> **LISTED ENTRIES**
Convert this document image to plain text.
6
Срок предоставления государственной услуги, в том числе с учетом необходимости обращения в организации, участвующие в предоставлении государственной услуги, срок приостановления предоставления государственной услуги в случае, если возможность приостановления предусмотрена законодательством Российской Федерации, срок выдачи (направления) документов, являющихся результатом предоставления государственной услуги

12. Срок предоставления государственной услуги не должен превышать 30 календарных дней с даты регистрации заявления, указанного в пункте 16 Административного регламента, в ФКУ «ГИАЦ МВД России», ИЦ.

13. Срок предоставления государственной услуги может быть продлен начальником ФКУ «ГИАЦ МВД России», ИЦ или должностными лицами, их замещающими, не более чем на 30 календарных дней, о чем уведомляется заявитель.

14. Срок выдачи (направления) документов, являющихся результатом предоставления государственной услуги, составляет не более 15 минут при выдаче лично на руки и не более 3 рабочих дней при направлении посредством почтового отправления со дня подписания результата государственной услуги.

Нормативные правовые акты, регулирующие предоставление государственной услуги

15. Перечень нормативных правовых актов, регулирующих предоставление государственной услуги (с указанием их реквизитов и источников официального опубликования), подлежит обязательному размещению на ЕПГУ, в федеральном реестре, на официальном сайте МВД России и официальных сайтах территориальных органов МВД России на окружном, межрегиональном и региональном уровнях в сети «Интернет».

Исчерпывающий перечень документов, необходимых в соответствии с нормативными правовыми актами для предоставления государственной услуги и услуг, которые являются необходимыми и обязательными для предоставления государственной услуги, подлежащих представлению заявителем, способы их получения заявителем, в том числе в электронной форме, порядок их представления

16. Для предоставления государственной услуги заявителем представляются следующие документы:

> **EXERCISE DIRECTIONS**
Produce a verbatim transcription of the entries above.

> **TASK ANSWER**
Convert this document image to plain text.
6
Срок предоставления государственной услуги, в том числе с учетом необходимости обращения в организации, участвующие в предоставлении государственной услуги, срок приостановления предоставления государственной услуги в случае, если возможность приостановления предусмотрена законодательством Российской Федерации, срок выдачи (направления) документов, являющихся результатом предоставления государственной услуги

12. Срок предоставления государственной услуги не должен превышать 30 календарных дней с даты регистрации заявления, указанного в пункте 16 Административного регламента, в ФКУ «ГИАЦ МВД России», ИЦ.

13. Срок предоставления государственной услуги может быть продлен начальником ФКУ «ГИАЦ МВД России», ИЦ или должностными лицами, их замещающими, не более чем на 30 календарных дней, о чем уведомляется заявитель.

14. Срок выдачи (направления) документов, являющихся результатом предоставления государственной услуги, составляет не более 15 минут при выдаче лично на руки и не более 3 рабочих дней при направлении посредством почтового отправления со дня подписания результата государственной услуги.

Нормативные правовые акты, регулирующие предоставление государственной услуги

15. Перечень нормативных правовых актов, регулирующих предоставление государственной услуги (с указанием их реквизитов и источников официального опубликования), подлежит обязательному размещению на ЕПГУ, в федеральном реестре, на официальном сайте МВД России и официальных сайтах территориальных органов МВД России на окружном, межрегиональном и региональном уровнях в сети «Интернет».

Исчерпывающий перечень документов, необходимых в соответствии с нормативными правовыми актами для предоставления государственной услуги и услуг, которые являются необходимыми и обязательными для предоставления государственной услуги, подлежащих представлению заявителем, способы их получения заявителем, в том числе в электронной форме, порядок их представления

16. Для предоставления государственной услуги заявителем представляются следующие документы:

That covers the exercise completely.